Retype every entry in its entirety, without alteration.

▸ Exercise data:

::::::::::

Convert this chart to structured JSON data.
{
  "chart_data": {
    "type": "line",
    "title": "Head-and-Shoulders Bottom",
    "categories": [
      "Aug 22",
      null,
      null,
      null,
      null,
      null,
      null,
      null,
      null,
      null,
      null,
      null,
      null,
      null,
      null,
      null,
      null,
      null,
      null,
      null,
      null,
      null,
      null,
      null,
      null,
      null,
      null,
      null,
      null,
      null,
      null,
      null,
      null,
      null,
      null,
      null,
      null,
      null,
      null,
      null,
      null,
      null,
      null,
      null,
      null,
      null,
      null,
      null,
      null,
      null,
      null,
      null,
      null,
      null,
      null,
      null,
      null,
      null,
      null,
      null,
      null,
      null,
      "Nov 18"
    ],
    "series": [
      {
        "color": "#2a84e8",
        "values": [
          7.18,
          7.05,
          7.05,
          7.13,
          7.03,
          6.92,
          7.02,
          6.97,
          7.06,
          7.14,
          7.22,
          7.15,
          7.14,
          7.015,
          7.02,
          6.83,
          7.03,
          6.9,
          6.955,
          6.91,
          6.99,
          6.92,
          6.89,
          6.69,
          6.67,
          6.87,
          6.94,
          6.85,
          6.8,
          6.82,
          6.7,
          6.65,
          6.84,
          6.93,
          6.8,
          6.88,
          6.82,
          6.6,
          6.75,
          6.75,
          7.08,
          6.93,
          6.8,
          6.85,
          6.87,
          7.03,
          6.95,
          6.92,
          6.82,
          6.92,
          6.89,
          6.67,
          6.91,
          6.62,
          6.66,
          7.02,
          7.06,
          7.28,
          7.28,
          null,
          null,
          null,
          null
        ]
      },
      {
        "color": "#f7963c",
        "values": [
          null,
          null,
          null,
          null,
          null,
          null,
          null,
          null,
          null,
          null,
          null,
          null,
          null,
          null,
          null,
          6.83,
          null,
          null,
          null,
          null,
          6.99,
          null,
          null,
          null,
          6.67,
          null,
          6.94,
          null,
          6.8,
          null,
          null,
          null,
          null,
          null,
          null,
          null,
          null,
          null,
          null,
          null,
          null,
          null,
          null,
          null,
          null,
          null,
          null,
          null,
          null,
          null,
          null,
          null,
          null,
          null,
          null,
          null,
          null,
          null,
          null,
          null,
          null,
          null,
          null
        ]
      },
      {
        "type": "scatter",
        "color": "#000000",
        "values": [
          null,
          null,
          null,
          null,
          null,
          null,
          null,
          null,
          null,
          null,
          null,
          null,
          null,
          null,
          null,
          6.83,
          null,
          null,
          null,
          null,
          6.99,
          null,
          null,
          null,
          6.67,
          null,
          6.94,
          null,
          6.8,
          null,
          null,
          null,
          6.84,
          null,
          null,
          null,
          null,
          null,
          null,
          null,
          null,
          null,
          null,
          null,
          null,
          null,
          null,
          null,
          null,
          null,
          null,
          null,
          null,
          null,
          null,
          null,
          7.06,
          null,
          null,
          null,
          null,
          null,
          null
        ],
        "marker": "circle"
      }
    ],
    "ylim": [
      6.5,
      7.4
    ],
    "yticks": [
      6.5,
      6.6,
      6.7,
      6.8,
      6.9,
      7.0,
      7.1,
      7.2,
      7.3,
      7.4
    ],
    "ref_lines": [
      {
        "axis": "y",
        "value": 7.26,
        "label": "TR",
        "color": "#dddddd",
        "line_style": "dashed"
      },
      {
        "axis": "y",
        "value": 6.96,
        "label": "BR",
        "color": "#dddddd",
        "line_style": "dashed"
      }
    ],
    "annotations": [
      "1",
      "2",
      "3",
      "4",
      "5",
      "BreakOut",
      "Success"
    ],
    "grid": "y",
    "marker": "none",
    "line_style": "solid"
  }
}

::::::::::

▸ Task solution:
Convert this chart to structured JSON data.
{
  "chart_data": {
    "type": "line",
    "title": "Head-and-Shoulders Bottom",
    "categories": [
      "Aug 22",
      null,
      null,
      null,
      null,
      null,
      null,
      null,
      null,
      null,
      null,
      null,
      null,
      null,
      null,
      null,
      null,
      null,
      null,
      null,
      null,
      null,
      null,
      null,
      null,
      null,
      null,
      null,
      null,
      null,
      null,
      null,
      null,
      null,
      null,
      null,
      null,
      null,
      null,
      null,
      null,
      null,
      null,
      null,
      null,
      null,
      null,
      null,
      null,
      null,
      null,
      null,
      null,
      null,
      null,
      null,
      null,
      null,
      null,
      null,
      null,
      null,
      "Nov 18"
    ],
    "series": [
      {
        "color": "#2a84e8",
        "values": [
          7.18,
          7.05,
          7.05,
          7.13,
          7.03,
          6.92,
          7.02,
          6.97,
          7.06,
          7.14,
          7.22,
          7.15,
          7.14,
          7.015,
          7.02,
          6.83,
          7.03,
          6.9,
          6.955,
          6.91,
          6.99,
          6.92,
          6.89,
          6.69,
          6.67,
          6.87,
          6.94,
          6.85,
          6.8,
          6.82,
          6.7,
          6.65,
          6.84,
          6.93,
          6.8,
          6.88,
          6.82,
          6.6,
          6.75,
          6.75,
          7.08,
          6.93,
          6.8,
          6.85,
          6.87,
          7.03,
          6.95,
          6.92,
          6.82,
          6.92,
          6.89,
          6.67,
          6.91,
          6.62,
          6.66,
          7.02,
          7.06,
          7.28,
          7.28,
          null,
          null,
          null,
          null
        ]
      },
      {
        "color": "#f7963c",
        "values": [
          null,
          null,
          null,
          null,
          null,
          null,
          null,
          null,
          null,
          null,
          null,
          null,
          null,
          null,
          null,
          6.83,
          null,
          null,
          null,
          null,
          6.99,
          null,
          null,
          null,
          6.67,
          null,
          6.94,
          null,
          6.8,
          null,
          null,
          null,
          null,
          null,
          null,
          null,
          null,
          null,
          null,
          null,
          null,
          null,
          null,
          null,
          null,
          null,
          null,
          null,
          null,
          null,
          null,
          null,
          null,
          null,
          null,
          null,
          null,
          null,
          null,
          null,
          null,
          null,
          null
        ]
      },
      {
        "type": "scatter",
        "color": "#000000",
        "values": [
          null,
          null,
          null,
          null,
          null,
          null,
          null,
          null,
          null,
          null,
          null,
          null,
          null,
          null,
          null,
          6.83,
          null,
          null,
          null,
          null,
          6.99,
          null,
          null,
          null,
          6.67,
          null,
          6.94,
          null,
          6.8,
          null,
          null,
          null,
          6.84,
          null,
          null,
          null,
          null,
          null,
          null,
          null,
          null,
          null,
          null,
          null,
          null,
          null,
          null,
          null,
          null,
          null,
          null,
          null,
          null,
          null,
          null,
          null,
          7.06,
          null,
          null,
          null,
          null,
          null,
          null
        ],
        "marker": "circle"
      }
    ],
    "ylim": [
      6.5,
      7.4
    ],
    "yticks": [
      6.5,
      6.6,
      6.7,
      6.8,
      6.9,
      7.0,
      7.1,
      7.2,
      7.3,
      7.4
    ],
    "ref_lines": [
      {
        "axis": "y",
        "value": 7.26,
        "label": "TR",
        "color": "#dddddd",
        "line_style": "dashed"
      },
      {
        "axis": "y",
        "value": 6.96,
        "label": "BR",
        "color": "#dddddd",
        "line_style": "dashed"
      }
    ],
    "annotations": [
      "1",
      "2",
      "3",
      "4",
      "5",
      "BreakOut",
      "Success"
    ],
    "grid": "y",
    "marker": "none",
    "line_style": "solid"
  }
}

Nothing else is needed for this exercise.